Task goal: Output every entry exactly as given.

[Data entries]
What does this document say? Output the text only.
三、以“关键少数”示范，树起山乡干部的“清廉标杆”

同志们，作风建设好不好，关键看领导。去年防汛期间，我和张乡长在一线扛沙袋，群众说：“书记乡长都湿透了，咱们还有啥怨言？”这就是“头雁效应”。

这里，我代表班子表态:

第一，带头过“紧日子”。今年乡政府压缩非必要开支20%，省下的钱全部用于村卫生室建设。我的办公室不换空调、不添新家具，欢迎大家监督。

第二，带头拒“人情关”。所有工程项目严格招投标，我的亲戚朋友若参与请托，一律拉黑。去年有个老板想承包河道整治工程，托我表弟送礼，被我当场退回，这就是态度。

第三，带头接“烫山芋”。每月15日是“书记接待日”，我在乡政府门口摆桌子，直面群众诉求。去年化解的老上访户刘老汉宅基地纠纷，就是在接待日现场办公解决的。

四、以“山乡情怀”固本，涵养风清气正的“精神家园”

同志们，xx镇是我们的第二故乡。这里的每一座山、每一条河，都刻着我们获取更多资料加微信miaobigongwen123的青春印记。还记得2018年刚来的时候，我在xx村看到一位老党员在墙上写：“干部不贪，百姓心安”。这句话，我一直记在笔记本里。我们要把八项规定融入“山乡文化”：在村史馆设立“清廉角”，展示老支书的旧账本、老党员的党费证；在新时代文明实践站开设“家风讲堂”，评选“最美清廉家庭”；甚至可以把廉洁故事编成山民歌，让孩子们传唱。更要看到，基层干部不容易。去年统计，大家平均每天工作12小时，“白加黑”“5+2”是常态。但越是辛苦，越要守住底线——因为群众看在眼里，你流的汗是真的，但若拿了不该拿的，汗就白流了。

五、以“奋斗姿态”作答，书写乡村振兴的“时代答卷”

Solution to the problem:
What does this document say? Output the text only.
三、以“关键少数”示范，树起山乡干部的“清廉标杆”

同志们，作风建设好不好，关键看领导。去年防汛期间，我和张乡长在一线扛沙袋，群众说：“书记乡长都湿透了，咱们还有啥怨言？”这就是“头雁效应”。

这里，我代表班子表态:

第一，带头过“紧日子”。今年乡政府压缩非必要开支20%，省下的钱全部用于村卫生室建设。我的办公室不换空调、不添新家具，欢迎大家监督。

第二，带头拒“人情关”。所有工程项目严格招投标，我的亲戚朋友若参与请托，一律拉黑。去年有个老板想承包河道整治工程，托我表弟送礼，被我当场退回，这就是态度。

第三，带头接“烫山芋”。每月15日是“书记接待日”，我在乡政府门口摆桌子，直面群众诉求。去年化解的老上访户刘老汉宅基地纠纷，就是在接待日现场办公解决的。

四、以“山乡情怀”固本，涵养风清气正的“精神家园”

同志们，xx镇是我们的第二故乡。这里的每一座山、每一条河，都刻着我们获取更多资料加微信miaobigongwen123的青春印记。还记得2018年刚来的时候，我在xx村看到一位老党员在墙上写：“干部不贪，百姓心安”。这句话，我一直记在笔记本里。我们要把八项规定融入“山乡文化”：在村史馆设立“清廉角”，展示老支书的旧账本、老党员的党费证；在新时代文明实践站开设“家风讲堂”，评选“最美清廉家庭”；甚至可以把廉洁故事编成山民歌，让孩子们传唱。更要看到，基层干部不容易。去年统计，大家平均每天工作12小时，“白加黑”“5+2”是常态。但越是辛苦，越要守住底线——因为群众看在眼里，你流的汗是真的，但若拿了不该拿的，汗就白流了。

五、以“奋斗姿态”作答，书写乡村振兴的“时代答卷”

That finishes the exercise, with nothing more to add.